WORK REQUIRED - Transcribe the data in full and exactly, omitting any pictures.
— Begin RECORDS FOR PROCESSING —
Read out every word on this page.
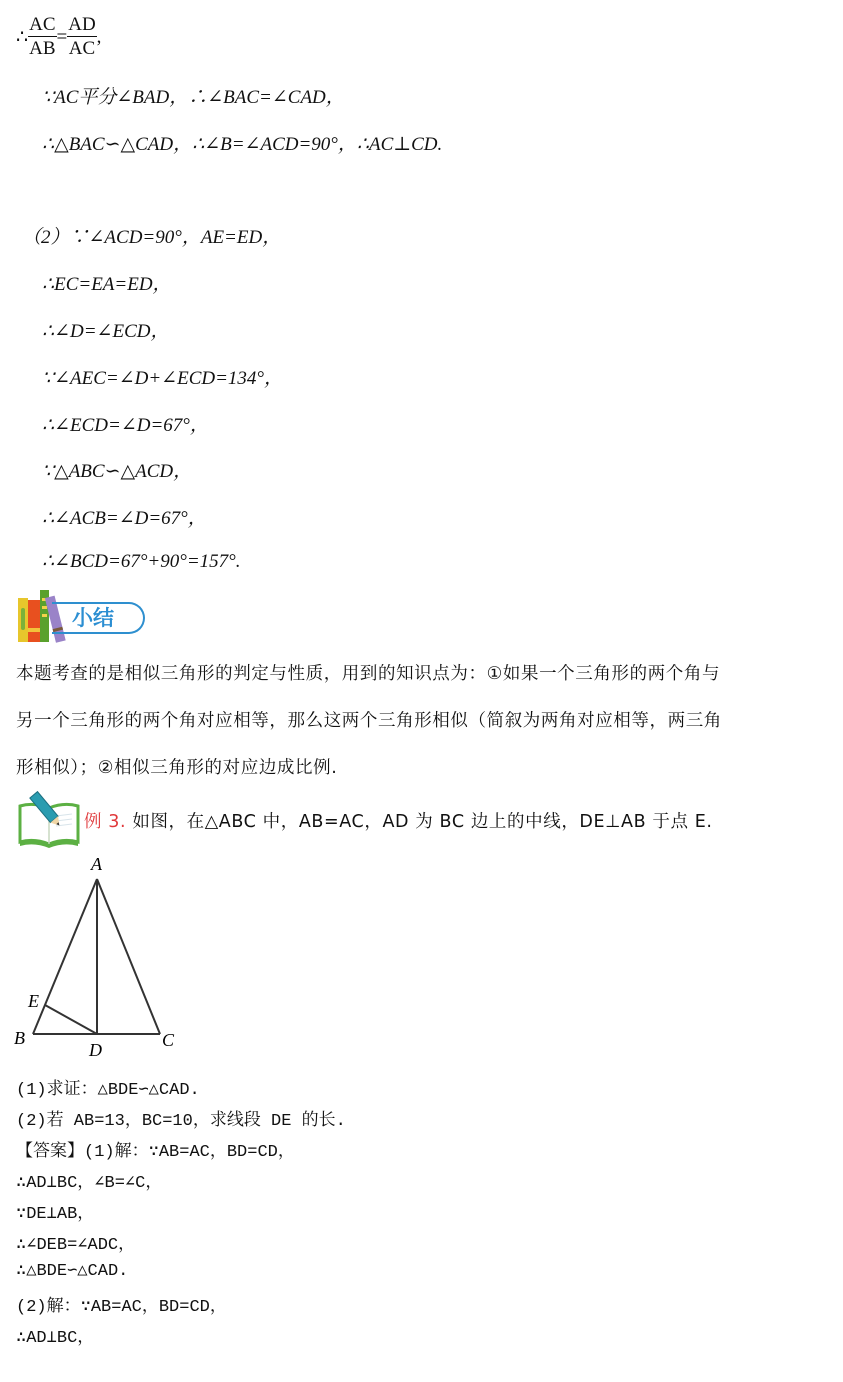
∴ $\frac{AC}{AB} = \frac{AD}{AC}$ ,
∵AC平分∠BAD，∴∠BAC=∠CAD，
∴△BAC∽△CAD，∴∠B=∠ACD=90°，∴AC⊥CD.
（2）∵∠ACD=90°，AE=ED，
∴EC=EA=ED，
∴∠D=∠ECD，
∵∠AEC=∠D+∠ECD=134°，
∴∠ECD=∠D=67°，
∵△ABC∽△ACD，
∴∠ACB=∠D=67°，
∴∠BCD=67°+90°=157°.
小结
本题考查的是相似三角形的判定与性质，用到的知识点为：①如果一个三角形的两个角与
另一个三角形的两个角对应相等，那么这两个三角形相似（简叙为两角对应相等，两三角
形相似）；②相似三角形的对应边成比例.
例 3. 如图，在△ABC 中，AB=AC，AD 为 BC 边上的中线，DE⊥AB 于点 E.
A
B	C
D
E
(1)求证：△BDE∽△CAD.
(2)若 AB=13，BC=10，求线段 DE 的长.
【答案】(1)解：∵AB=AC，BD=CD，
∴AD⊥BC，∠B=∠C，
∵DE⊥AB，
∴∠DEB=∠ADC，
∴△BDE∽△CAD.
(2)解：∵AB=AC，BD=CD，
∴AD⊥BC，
— End RECORDS FOR PROCESSING —
SOLUTION FOR THIS PROBLEM -
Read out every word on this page.
∴ $\frac{AC}{AB} = \frac{AD}{AC}$ ,
∵AC平分∠BAD，∴∠BAC=∠CAD，
∴△BAC∽△CAD，∴∠B=∠ACD=90°，∴AC⊥CD.
（2）∵∠ACD=90°，AE=ED，
∴EC=EA=ED，
∴∠D=∠ECD，
∵∠AEC=∠D+∠ECD=134°，
∴∠ECD=∠D=67°，
∵△ABC∽△ACD，
∴∠ACB=∠D=67°，
∴∠BCD=67°+90°=157°.
小结
本题考查的是相似三角形的判定与性质，用到的知识点为：①如果一个三角形的两个角与
另一个三角形的两个角对应相等，那么这两个三角形相似（简叙为两角对应相等，两三角
形相似）；②相似三角形的对应边成比例.
例 3. 如图，在△ABC 中，AB=AC，AD 为 BC 边上的中线，DE⊥AB 于点 E.
A
B	C
D
E
(1)求证：△BDE∽△CAD.
(2)若 AB=13，BC=10，求线段 DE 的长.
【答案】(1)解：∵AB=AC，BD=CD，
∴AD⊥BC，∠B=∠C，
∵DE⊥AB，
∴∠DEB=∠ADC，
∴△BDE∽△CAD.
(2)解：∵AB=AC，BD=CD，
∴AD⊥BC，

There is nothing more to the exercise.